#### Set exercise:
Reproduce all the entries exactly and keep the pictures out.

Entries from a visual dataset:
□ □ □

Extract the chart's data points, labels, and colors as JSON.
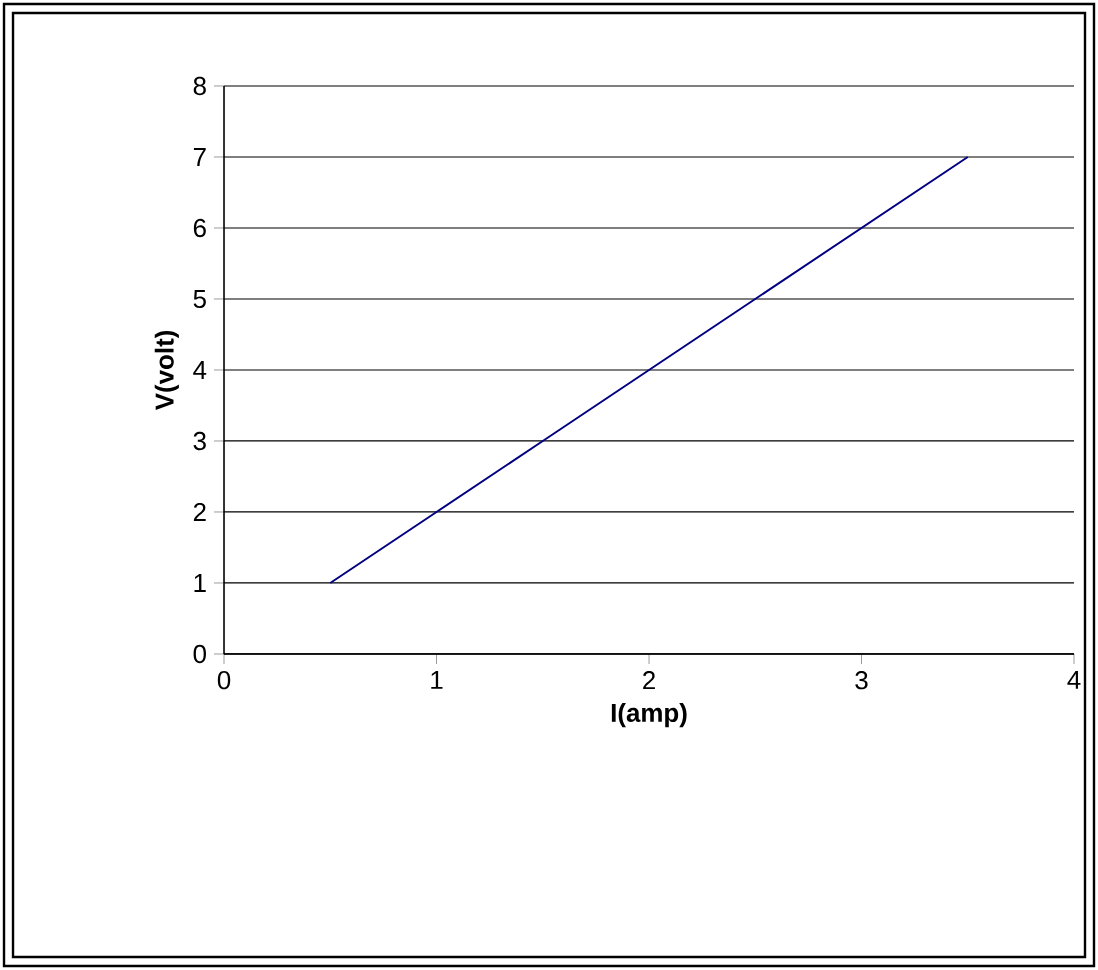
{
  "chart_data": {
    "type": "line",
    "xlabel": "I(amp)",
    "ylabel": "V(volt)",
    "x": [
      0.5,
      1,
      1.5,
      2,
      2.5,
      3,
      3.5
    ],
    "series": [
      {
        "color": "#000080",
        "values": [
          1,
          2,
          3,
          4,
          5,
          6,
          7
        ]
      }
    ],
    "xlim": [
      0,
      4
    ],
    "ylim": [
      0,
      8
    ],
    "xticks": [
      0,
      1,
      2,
      3,
      4
    ],
    "yticks": [
      0,
      1,
      2,
      3,
      4,
      5,
      6,
      7,
      8
    ],
    "grid": "y",
    "marker": "none",
    "line_style": "solid"
  }
}
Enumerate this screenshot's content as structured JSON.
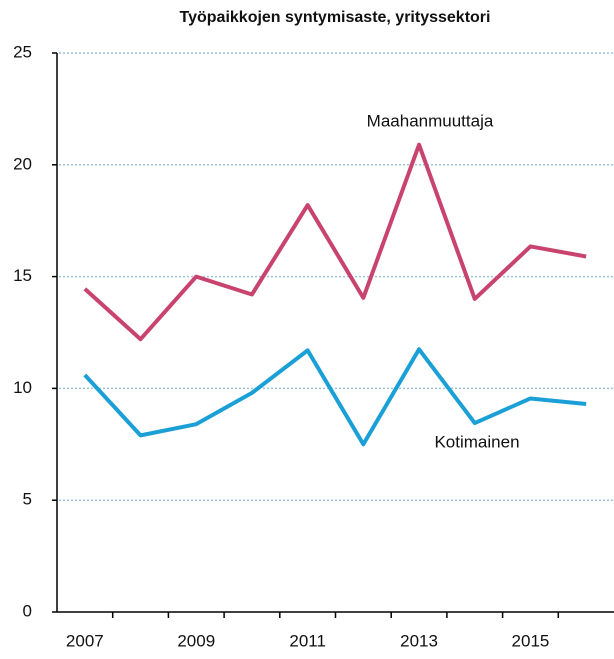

□ □ □

#### Full answer:
Extract the chart's data points, labels, and colors as JSON.
{
  "chart_data": {
    "type": "line",
    "xlabel": "I(amp)",
    "ylabel": "V(volt)",
    "x": [
      0.5,
      1,
      1.5,
      2,
      2.5,
      3,
      3.5
    ],
    "series": [
      {
        "color": "#000080",
        "values": [
          1,
          2,
          3,
          4,
          5,
          6,
          7
        ]
      }
    ],
    "xlim": [
      0,
      4
    ],
    "ylim": [
      0,
      8
    ],
    "xticks": [
      0,
      1,
      2,
      3,
      4
    ],
    "yticks": [
      0,
      1,
      2,
      3,
      4,
      5,
      6,
      7,
      8
    ],
    "grid": "y",
    "marker": "none",
    "line_style": "solid"
  }
}
Enumerate this screenshot's content as structured JSON.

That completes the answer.